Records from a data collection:
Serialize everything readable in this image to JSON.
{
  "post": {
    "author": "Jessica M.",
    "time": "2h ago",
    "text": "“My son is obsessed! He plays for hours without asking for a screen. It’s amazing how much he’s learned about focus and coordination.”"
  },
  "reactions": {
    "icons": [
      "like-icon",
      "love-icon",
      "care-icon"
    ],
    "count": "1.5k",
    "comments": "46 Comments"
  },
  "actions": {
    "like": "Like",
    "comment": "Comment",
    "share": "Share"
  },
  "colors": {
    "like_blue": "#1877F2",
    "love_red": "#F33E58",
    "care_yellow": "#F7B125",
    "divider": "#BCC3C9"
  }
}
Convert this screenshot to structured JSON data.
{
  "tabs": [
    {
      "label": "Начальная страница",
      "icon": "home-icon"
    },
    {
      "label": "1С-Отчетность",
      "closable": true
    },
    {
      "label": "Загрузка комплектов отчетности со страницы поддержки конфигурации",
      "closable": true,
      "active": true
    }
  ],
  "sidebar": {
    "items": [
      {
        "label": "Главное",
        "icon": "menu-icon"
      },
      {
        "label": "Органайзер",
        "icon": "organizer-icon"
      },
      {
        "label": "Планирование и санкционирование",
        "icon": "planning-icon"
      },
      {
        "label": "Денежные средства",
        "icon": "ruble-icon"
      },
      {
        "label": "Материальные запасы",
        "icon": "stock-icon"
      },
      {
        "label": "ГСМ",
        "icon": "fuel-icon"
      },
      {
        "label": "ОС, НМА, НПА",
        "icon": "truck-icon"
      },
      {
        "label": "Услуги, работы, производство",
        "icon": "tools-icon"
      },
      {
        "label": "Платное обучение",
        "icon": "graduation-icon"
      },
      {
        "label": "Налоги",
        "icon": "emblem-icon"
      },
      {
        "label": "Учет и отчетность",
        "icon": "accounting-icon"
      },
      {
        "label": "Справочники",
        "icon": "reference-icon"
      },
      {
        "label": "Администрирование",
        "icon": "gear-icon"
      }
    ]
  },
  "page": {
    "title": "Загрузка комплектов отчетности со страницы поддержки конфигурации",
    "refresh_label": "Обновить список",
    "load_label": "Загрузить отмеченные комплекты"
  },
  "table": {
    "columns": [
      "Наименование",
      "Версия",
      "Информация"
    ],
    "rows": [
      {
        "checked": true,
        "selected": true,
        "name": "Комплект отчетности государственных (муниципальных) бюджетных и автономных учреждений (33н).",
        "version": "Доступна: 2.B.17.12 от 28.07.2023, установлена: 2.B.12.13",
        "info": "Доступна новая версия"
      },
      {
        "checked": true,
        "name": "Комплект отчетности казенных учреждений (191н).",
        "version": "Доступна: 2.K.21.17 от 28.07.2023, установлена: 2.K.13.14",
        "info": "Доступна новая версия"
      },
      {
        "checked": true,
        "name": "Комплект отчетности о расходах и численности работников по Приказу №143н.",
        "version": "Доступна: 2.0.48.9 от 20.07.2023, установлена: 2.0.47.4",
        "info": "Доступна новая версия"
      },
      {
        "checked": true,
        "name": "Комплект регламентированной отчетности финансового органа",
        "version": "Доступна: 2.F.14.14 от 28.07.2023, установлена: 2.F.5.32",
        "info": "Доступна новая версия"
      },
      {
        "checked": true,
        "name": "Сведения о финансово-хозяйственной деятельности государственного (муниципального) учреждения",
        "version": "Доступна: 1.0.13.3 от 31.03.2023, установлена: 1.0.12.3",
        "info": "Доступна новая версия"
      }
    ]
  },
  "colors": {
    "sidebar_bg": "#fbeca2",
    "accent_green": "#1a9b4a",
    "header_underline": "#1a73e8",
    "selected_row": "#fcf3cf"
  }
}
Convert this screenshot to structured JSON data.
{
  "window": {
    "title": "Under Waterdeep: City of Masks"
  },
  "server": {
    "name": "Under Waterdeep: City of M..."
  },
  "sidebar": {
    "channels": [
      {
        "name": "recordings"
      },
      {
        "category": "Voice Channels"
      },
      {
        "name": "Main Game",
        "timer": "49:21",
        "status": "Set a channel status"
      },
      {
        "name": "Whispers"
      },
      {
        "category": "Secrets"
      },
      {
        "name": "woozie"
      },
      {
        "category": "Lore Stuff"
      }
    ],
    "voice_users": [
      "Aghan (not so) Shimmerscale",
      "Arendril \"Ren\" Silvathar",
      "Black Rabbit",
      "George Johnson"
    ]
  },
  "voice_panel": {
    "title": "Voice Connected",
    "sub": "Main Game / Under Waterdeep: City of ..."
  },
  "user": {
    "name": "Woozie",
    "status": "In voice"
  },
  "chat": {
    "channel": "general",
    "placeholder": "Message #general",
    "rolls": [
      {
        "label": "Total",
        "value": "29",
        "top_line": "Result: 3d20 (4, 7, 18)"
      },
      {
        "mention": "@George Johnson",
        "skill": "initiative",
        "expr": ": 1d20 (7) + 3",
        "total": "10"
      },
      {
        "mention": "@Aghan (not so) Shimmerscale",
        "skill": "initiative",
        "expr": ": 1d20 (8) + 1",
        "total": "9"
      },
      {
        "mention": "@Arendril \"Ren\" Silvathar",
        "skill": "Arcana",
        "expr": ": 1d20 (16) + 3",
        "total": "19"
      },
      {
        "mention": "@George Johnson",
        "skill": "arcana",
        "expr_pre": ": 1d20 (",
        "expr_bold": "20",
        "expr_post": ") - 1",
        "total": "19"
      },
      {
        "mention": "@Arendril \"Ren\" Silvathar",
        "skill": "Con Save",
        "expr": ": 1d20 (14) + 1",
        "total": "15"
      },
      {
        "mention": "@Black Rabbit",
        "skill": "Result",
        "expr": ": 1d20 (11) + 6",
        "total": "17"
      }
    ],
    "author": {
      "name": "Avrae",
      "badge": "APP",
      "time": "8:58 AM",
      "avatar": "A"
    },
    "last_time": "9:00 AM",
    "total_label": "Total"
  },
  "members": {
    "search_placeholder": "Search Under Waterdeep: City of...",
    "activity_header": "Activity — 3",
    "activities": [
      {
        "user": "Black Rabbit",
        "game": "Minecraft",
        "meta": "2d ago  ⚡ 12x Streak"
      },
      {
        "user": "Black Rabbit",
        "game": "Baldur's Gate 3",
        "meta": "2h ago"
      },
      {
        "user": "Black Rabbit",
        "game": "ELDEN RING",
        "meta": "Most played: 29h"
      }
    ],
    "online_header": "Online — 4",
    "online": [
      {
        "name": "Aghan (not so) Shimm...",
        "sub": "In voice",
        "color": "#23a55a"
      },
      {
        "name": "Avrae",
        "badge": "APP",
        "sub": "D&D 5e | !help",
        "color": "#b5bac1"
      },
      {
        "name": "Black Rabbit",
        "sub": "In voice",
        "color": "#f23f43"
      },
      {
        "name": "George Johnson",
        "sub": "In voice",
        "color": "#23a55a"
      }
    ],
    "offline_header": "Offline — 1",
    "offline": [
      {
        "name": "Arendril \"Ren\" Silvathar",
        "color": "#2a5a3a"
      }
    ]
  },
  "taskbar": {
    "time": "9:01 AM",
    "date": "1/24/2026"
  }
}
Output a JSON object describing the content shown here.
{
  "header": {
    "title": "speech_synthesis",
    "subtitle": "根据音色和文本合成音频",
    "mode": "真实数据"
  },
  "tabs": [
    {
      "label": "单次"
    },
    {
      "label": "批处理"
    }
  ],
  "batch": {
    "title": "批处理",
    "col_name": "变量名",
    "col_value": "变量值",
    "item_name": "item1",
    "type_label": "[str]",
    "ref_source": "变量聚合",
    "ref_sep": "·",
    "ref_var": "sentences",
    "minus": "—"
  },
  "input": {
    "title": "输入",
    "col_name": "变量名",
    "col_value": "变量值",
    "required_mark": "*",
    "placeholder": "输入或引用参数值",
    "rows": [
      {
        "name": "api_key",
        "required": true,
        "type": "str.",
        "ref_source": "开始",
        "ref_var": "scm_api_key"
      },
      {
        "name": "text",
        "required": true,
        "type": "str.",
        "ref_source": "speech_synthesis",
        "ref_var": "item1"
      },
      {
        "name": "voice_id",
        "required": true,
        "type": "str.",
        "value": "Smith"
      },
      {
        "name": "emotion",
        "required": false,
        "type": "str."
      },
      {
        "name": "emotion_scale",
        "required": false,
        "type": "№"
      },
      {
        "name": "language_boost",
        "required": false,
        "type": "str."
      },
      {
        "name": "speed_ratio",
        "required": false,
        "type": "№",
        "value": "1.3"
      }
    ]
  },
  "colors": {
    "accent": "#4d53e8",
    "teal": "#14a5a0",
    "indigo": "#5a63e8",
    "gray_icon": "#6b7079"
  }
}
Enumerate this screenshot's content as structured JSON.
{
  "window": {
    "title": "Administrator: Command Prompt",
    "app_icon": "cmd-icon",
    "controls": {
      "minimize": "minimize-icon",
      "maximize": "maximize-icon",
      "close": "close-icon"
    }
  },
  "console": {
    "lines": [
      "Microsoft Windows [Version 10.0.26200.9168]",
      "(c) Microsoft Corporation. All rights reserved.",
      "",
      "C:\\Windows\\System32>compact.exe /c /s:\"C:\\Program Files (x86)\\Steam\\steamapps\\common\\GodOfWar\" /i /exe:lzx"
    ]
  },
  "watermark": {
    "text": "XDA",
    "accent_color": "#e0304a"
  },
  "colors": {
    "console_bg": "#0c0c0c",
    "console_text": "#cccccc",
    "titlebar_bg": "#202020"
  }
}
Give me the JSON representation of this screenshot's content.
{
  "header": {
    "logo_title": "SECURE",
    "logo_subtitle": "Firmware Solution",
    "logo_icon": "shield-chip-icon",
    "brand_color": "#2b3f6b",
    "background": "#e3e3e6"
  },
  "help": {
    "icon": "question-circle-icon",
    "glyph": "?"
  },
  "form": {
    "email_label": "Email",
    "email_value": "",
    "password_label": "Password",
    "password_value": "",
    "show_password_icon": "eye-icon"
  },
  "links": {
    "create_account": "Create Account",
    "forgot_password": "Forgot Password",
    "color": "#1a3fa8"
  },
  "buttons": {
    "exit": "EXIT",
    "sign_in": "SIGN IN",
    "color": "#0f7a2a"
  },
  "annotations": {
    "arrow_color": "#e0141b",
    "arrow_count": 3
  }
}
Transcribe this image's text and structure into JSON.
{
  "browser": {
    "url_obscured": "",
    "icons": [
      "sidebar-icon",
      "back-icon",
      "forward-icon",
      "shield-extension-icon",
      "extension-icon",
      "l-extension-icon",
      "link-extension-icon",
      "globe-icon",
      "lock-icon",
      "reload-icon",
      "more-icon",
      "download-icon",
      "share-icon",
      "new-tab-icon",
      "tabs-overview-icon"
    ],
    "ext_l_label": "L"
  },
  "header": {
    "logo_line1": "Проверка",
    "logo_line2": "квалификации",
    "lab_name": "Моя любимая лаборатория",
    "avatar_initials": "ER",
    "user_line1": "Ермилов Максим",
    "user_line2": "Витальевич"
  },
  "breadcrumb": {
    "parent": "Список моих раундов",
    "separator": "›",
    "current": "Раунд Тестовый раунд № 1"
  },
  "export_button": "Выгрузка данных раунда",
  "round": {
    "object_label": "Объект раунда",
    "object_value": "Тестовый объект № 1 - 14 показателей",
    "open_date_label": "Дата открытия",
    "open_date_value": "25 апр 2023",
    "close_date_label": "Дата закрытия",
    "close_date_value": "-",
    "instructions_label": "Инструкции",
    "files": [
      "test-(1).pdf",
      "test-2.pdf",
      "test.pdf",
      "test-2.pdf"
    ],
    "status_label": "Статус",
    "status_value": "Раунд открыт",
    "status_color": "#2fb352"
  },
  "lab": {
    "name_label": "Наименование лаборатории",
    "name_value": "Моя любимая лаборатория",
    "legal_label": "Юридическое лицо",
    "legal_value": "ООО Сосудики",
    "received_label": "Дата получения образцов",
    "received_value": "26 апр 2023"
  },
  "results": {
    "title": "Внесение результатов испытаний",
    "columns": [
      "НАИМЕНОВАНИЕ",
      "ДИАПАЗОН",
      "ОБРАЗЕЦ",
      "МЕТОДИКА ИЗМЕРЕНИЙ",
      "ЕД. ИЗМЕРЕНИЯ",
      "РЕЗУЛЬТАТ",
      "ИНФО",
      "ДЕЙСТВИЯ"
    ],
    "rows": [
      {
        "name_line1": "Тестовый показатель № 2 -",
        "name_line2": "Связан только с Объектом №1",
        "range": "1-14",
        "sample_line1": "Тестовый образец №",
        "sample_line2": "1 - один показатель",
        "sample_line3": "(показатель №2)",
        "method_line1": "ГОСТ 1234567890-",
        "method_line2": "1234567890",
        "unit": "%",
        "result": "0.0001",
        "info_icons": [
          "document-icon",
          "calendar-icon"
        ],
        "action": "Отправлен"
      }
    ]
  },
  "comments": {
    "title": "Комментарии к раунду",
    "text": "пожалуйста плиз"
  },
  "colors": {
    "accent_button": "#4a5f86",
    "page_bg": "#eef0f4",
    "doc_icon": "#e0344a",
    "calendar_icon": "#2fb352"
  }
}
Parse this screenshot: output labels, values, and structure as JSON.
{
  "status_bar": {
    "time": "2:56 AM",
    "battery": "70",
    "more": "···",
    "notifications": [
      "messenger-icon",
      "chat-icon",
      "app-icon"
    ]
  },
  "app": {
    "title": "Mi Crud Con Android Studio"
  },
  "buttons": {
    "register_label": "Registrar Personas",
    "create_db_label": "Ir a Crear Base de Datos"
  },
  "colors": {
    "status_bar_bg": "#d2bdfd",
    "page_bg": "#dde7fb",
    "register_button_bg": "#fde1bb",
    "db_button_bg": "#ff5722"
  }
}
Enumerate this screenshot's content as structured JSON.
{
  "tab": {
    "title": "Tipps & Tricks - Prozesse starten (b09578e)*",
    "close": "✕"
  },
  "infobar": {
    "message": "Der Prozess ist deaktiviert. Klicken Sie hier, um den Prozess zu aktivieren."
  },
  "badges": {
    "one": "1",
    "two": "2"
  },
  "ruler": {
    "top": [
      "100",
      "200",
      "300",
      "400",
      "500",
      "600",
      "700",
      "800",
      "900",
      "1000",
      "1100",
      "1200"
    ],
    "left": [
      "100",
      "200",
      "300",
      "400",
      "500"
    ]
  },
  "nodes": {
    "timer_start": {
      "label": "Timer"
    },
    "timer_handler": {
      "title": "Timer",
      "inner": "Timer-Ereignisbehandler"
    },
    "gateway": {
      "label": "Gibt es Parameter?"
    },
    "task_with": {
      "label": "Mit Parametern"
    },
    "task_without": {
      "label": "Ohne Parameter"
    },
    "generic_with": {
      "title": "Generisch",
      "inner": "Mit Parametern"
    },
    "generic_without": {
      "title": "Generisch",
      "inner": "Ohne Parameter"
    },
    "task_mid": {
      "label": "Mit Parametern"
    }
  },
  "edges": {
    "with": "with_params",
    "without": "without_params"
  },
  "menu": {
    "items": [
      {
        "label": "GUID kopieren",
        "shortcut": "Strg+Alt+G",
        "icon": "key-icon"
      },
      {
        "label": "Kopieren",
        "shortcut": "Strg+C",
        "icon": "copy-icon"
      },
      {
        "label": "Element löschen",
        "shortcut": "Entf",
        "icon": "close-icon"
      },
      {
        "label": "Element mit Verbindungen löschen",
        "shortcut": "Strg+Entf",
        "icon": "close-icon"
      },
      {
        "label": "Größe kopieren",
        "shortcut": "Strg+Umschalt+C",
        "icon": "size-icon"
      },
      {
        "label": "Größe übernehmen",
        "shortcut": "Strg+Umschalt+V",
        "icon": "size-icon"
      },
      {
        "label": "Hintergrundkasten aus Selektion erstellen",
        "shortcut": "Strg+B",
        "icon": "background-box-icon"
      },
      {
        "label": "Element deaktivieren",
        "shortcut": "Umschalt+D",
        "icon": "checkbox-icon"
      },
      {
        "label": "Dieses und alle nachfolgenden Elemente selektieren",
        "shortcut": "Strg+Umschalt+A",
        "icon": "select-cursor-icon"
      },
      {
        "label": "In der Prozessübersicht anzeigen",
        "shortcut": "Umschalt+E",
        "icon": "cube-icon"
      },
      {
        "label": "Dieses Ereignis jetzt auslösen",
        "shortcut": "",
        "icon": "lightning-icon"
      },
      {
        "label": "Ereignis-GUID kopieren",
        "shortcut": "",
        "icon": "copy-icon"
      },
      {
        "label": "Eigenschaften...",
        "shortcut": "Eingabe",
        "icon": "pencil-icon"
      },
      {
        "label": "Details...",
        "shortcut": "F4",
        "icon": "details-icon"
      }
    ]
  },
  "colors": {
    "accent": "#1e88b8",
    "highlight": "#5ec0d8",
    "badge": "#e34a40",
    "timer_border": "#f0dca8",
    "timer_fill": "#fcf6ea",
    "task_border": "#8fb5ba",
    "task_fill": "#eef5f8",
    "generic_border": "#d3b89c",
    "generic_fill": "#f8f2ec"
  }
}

- THE REQUEST: Using the records given above, list every line that includes the word "Johnson".

- EXERCISE RESPONSE:
      "George Johnson"
        "mention": "@George Johnson",
        "mention": "@George Johnson",
        "name": "George Johnson",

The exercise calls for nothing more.